**Problem to work on**. Wherever a line in the data holds the word "Ansicht", pull that line out.

(Data extracted from a collection)

━━━━━━━━━━━━━━━━

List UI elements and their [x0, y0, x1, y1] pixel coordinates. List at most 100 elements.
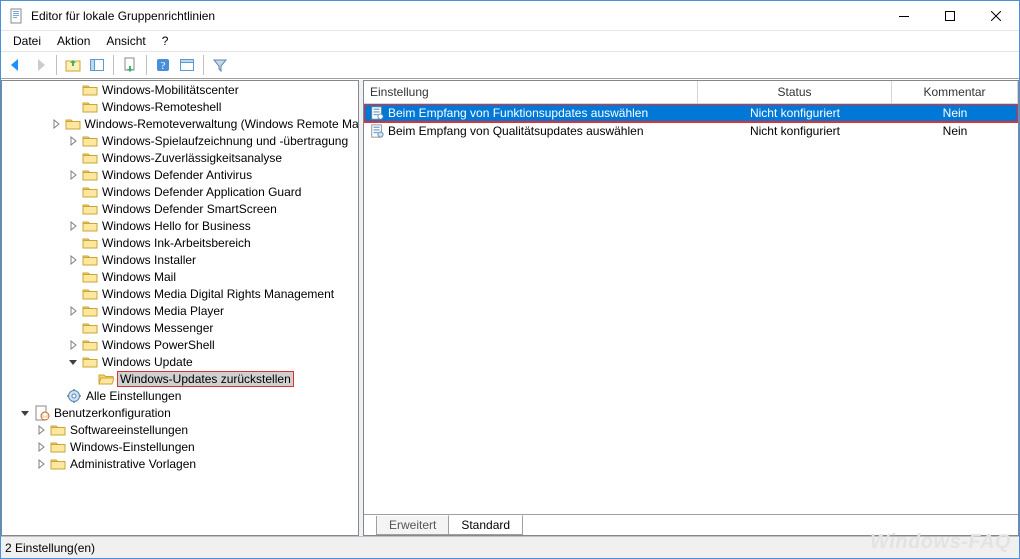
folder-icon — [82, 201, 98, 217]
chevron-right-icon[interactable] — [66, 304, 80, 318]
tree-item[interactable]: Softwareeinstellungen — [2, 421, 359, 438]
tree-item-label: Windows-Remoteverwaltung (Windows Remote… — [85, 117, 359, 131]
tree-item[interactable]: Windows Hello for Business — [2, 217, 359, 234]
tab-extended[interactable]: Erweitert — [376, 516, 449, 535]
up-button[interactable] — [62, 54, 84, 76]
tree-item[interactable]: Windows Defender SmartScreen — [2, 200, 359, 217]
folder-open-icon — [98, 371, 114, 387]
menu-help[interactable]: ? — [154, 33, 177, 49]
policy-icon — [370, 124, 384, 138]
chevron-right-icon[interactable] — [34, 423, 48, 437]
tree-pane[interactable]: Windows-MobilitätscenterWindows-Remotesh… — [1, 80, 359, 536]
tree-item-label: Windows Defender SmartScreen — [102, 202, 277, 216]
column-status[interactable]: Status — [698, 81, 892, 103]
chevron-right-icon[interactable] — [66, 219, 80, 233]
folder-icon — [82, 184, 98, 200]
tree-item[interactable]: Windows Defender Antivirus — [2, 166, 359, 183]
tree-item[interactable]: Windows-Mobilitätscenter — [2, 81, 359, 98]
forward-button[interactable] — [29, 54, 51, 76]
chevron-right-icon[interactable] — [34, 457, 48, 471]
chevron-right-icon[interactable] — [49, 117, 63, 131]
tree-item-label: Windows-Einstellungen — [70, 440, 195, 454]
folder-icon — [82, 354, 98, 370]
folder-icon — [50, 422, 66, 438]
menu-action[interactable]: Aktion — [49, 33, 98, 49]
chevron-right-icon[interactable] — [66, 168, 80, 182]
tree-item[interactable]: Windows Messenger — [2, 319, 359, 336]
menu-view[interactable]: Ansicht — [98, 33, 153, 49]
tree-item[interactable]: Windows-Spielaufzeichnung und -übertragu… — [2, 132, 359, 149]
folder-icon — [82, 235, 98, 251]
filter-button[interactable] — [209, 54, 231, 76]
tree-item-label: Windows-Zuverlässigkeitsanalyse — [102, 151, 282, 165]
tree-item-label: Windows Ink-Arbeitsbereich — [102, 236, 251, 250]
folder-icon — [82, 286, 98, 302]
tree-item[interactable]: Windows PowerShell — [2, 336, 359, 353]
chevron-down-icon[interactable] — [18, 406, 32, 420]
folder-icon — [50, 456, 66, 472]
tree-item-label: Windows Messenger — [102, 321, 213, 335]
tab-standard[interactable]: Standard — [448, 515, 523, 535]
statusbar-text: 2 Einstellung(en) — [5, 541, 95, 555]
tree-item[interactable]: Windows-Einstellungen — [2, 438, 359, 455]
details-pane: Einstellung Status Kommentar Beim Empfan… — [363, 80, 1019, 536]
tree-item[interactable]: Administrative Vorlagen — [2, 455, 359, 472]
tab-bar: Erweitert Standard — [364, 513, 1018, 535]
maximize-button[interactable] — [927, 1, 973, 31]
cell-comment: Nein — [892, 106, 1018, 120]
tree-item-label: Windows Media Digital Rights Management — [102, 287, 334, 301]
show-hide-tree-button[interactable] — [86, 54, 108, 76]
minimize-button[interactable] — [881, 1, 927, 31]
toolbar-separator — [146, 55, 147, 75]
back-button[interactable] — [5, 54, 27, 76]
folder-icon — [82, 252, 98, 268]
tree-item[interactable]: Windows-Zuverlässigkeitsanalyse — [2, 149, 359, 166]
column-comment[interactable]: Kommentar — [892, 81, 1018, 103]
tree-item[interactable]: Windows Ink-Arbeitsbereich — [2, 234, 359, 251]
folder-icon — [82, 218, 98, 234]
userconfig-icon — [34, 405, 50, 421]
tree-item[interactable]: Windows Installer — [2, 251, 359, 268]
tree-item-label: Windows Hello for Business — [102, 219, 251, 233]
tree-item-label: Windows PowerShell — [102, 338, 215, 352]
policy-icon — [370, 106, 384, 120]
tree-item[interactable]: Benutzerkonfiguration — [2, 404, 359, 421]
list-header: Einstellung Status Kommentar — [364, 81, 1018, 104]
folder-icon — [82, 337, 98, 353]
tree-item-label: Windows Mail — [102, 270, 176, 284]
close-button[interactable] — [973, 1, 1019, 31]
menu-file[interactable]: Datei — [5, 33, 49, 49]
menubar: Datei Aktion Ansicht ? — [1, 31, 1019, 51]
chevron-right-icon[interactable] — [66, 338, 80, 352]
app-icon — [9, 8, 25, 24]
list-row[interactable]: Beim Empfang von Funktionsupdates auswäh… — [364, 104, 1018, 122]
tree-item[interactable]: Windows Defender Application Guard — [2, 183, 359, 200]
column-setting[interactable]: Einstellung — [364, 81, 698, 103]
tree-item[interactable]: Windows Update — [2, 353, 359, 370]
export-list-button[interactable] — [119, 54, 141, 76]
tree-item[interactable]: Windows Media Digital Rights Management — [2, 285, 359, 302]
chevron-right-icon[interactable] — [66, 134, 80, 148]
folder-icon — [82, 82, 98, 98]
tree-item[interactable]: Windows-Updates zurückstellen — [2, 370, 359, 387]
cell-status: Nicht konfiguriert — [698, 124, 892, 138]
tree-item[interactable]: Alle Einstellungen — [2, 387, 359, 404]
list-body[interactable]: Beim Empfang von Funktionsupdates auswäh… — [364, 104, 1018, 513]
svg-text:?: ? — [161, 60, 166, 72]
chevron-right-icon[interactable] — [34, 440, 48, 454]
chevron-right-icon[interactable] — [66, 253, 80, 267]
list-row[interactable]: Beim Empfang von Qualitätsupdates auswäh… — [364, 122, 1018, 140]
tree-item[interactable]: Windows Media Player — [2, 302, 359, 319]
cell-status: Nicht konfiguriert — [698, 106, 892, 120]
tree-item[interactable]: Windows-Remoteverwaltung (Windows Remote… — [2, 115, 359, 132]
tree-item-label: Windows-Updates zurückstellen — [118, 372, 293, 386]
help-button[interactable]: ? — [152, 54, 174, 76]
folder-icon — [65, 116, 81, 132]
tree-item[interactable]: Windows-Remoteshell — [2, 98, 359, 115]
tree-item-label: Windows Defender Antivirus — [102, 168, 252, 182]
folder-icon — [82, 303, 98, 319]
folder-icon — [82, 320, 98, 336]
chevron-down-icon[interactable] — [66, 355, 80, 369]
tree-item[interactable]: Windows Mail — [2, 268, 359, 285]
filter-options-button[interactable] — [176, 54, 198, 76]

━━━━━━━━━━━━━━━━

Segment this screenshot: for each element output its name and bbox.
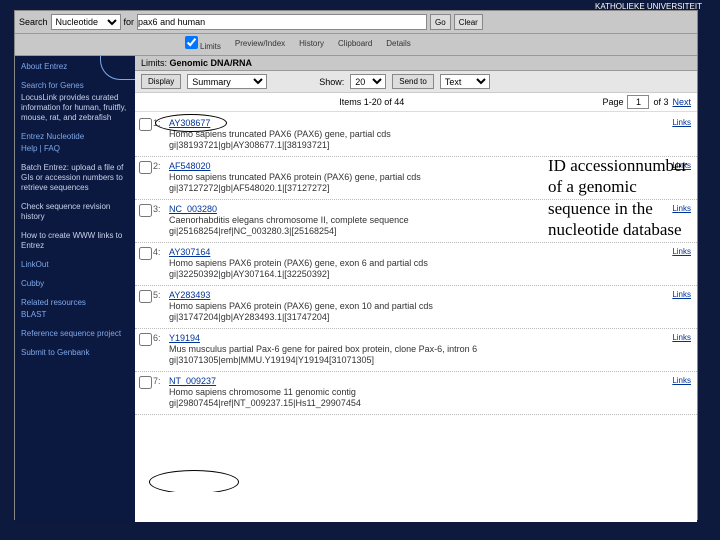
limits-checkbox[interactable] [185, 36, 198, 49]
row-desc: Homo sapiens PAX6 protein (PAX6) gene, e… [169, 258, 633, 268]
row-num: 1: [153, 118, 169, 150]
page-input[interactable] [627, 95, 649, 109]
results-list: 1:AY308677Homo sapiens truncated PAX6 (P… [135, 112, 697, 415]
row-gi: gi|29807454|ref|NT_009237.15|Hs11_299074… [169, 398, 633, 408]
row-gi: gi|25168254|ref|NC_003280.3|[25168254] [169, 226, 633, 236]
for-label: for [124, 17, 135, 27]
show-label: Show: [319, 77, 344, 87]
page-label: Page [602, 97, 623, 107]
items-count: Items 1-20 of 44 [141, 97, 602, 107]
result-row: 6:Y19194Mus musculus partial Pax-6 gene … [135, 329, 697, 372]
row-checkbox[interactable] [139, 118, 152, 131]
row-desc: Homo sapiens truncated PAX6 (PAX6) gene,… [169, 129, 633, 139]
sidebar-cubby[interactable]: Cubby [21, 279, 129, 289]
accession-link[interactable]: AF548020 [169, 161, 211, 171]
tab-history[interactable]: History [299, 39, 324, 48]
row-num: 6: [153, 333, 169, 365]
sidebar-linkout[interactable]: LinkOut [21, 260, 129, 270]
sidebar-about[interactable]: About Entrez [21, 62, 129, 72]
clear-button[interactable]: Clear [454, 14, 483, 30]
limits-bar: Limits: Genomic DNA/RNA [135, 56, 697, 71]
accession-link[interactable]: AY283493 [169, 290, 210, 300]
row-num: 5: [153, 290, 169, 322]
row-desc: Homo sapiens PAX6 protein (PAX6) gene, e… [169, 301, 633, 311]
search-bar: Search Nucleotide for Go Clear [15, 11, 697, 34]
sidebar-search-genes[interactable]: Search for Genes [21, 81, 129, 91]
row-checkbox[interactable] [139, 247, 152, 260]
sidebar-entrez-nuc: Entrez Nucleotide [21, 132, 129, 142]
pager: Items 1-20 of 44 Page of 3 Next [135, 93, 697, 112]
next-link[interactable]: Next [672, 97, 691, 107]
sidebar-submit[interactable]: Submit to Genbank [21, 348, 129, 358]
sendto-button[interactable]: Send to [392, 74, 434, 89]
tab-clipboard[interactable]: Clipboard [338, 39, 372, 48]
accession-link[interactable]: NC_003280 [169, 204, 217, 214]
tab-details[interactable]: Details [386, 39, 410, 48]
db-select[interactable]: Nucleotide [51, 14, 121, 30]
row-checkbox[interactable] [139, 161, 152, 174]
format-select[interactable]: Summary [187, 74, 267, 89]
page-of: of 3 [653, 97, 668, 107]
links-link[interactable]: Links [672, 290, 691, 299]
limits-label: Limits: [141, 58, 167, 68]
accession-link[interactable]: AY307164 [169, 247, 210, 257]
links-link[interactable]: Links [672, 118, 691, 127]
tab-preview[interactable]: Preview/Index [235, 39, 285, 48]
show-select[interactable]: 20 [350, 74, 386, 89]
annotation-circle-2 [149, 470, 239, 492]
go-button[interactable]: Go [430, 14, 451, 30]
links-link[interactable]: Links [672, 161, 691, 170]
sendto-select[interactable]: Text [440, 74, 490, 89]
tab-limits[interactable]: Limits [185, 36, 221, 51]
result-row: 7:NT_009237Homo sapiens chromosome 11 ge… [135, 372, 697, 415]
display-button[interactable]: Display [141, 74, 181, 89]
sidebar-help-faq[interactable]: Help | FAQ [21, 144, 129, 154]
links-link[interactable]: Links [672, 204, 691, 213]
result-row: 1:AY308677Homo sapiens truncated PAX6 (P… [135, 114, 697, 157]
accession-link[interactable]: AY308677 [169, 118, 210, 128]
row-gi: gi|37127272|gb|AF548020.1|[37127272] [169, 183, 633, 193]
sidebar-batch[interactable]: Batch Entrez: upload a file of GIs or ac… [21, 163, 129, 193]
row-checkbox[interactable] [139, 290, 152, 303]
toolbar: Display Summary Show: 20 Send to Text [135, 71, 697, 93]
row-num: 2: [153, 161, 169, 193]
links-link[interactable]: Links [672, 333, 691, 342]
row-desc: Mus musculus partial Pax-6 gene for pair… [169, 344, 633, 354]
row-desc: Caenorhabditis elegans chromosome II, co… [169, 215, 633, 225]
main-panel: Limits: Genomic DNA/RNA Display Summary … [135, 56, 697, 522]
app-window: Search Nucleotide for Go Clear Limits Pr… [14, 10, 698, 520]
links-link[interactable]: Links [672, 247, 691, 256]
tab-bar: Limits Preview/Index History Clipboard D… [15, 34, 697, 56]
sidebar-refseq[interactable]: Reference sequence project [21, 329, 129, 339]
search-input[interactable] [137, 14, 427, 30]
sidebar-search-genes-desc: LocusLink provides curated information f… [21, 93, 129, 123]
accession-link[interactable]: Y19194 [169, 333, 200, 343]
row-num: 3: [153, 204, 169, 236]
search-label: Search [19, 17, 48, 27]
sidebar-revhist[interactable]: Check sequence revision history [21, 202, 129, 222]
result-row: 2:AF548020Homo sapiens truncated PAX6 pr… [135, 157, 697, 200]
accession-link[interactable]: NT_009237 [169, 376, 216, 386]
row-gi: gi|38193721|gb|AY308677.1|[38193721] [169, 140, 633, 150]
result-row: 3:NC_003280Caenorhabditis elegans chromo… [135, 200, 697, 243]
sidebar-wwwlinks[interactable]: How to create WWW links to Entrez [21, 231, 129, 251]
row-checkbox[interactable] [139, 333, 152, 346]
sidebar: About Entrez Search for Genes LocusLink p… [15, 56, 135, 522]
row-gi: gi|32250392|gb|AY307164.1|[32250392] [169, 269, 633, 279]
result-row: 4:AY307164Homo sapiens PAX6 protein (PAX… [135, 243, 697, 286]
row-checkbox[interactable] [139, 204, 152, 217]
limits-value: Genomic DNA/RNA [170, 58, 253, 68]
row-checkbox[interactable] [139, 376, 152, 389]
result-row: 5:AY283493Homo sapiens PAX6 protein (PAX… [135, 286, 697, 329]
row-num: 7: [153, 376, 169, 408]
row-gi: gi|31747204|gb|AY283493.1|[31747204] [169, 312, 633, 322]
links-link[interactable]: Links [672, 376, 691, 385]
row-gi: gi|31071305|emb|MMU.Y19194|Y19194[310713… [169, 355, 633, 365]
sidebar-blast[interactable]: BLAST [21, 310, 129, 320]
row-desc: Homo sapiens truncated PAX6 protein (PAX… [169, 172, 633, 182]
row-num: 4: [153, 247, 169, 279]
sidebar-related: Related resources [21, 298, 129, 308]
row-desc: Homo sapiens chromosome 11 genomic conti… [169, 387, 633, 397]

━━━━━━━━━━━━━━━━

**Exercise result**.
menu-view[interactable]: Ansicht — [98, 33, 153, 49]
menubar: Datei Aktion Ansicht ? — [1, 31, 1019, 51]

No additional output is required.